Exercise: Output the material below in its entirety, exactly as given.

Task data:
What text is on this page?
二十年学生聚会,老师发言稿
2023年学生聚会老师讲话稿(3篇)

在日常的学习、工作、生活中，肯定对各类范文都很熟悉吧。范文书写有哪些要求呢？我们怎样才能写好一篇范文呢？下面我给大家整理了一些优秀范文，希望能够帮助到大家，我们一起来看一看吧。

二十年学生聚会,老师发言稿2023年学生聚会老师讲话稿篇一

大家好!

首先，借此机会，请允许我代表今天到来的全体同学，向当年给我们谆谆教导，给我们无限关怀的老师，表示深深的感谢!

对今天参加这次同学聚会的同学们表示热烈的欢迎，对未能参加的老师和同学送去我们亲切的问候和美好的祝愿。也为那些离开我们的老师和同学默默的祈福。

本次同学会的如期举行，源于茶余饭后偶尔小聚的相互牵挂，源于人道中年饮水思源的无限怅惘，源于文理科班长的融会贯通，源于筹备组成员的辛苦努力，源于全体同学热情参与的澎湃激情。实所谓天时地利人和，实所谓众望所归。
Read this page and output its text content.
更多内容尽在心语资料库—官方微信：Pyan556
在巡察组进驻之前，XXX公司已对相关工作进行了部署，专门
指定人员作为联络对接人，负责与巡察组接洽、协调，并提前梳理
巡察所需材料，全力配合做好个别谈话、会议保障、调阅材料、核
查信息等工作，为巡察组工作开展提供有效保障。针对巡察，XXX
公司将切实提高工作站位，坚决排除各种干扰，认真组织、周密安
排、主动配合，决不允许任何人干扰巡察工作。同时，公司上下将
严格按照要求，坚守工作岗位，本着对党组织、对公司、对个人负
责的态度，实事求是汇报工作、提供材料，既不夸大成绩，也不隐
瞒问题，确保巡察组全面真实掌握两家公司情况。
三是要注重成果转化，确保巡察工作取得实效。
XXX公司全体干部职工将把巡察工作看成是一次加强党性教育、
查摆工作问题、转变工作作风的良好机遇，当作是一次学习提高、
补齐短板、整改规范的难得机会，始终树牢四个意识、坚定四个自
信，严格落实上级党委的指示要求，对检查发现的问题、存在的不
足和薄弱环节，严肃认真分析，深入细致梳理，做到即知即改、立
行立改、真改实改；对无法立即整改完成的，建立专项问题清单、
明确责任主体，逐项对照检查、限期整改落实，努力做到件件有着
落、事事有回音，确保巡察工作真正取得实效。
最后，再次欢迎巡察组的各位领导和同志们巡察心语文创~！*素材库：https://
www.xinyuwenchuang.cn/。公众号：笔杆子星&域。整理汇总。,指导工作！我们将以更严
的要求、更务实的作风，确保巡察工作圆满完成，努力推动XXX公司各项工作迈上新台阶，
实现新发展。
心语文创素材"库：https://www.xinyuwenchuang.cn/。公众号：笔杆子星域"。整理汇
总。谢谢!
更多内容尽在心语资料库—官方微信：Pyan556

Response to the exercise:
What text is on this page?
二十年学生聚会,老师发言稿
2023年学生聚会老师讲话稿(3篇)

在日常的学习、工作、生活中，肯定对各类范文都很熟悉吧。范文书写有哪些要求呢？我们怎样才能写好一篇范文呢？下面我给大家整理了一些优秀范文，希望能够帮助到大家，我们一起来看一看吧。

二十年学生聚会,老师发言稿2023年学生聚会老师讲话稿篇一

大家好!

首先，借此机会，请允许我代表今天到来的全体同学，向当年给我们谆谆教导，给我们无限关怀的老师，表示深深的感谢!

对今天参加这次同学聚会的同学们表示热烈的欢迎，对未能参加的老师和同学送去我们亲切的问候和美好的祝愿。也为那些离开我们的老师和同学默默的祈福。

本次同学会的如期举行，源于茶余饭后偶尔小聚的相互牵挂，源于人道中年饮水思源的无限怅惘，源于文理科班长的融会贯通，源于筹备组成员的辛苦努力，源于全体同学热情参与的澎湃激情。实所谓天时地利人和，实所谓众望所归。
Read this page and output its text content.
更多内容尽在心语资料库—官方微信：Pyan556
在巡察组进驻之前，XXX公司已对相关工作进行了部署，专门
指定人员作为联络对接人，负责与巡察组接洽、协调，并提前梳理
巡察所需材料，全力配合做好个别谈话、会议保障、调阅材料、核
查信息等工作，为巡察组工作开展提供有效保障。针对巡察，XXX
公司将切实提高工作站位，坚决排除各种干扰，认真组织、周密安
排、主动配合，决不允许任何人干扰巡察工作。同时，公司上下将
严格按照要求，坚守工作岗位，本着对党组织、对公司、对个人负
责的态度，实事求是汇报工作、提供材料，既不夸大成绩，也不隐
瞒问题，确保巡察组全面真实掌握两家公司情况。
三是要注重成果转化，确保巡察工作取得实效。
XXX公司全体干部职工将把巡察工作看成是一次加强党性教育、
查摆工作问题、转变工作作风的良好机遇，当作是一次学习提高、
补齐短板、整改规范的难得机会，始终树牢四个意识、坚定四个自
信，严格落实上级党委的指示要求，对检查发现的问题、存在的不
足和薄弱环节，严肃认真分析，深入细致梳理，做到即知即改、立
行立改、真改实改；对无法立即整改完成的，建立专项问题清单、
明确责任主体，逐项对照检查、限期整改落实，努力做到件件有着
落、事事有回音，确保巡察工作真正取得实效。
最后，再次欢迎巡察组的各位领导和同志们巡察心语文创~！*素材库：https://
www.xinyuwenchuang.cn/。公众号：笔杆子星&域。整理汇总。,指导工作！我们将以更严
的要求、更务实的作风，确保巡察工作圆满完成，努力推动XXX公司各项工作迈上新台阶，
实现新发展。
心语文创素材"库：https://www.xinyuwenchuang.cn/。公众号：笔杆子星域"。整理汇
总。谢谢!
更多内容尽在心语资料库—官方微信：Pyan556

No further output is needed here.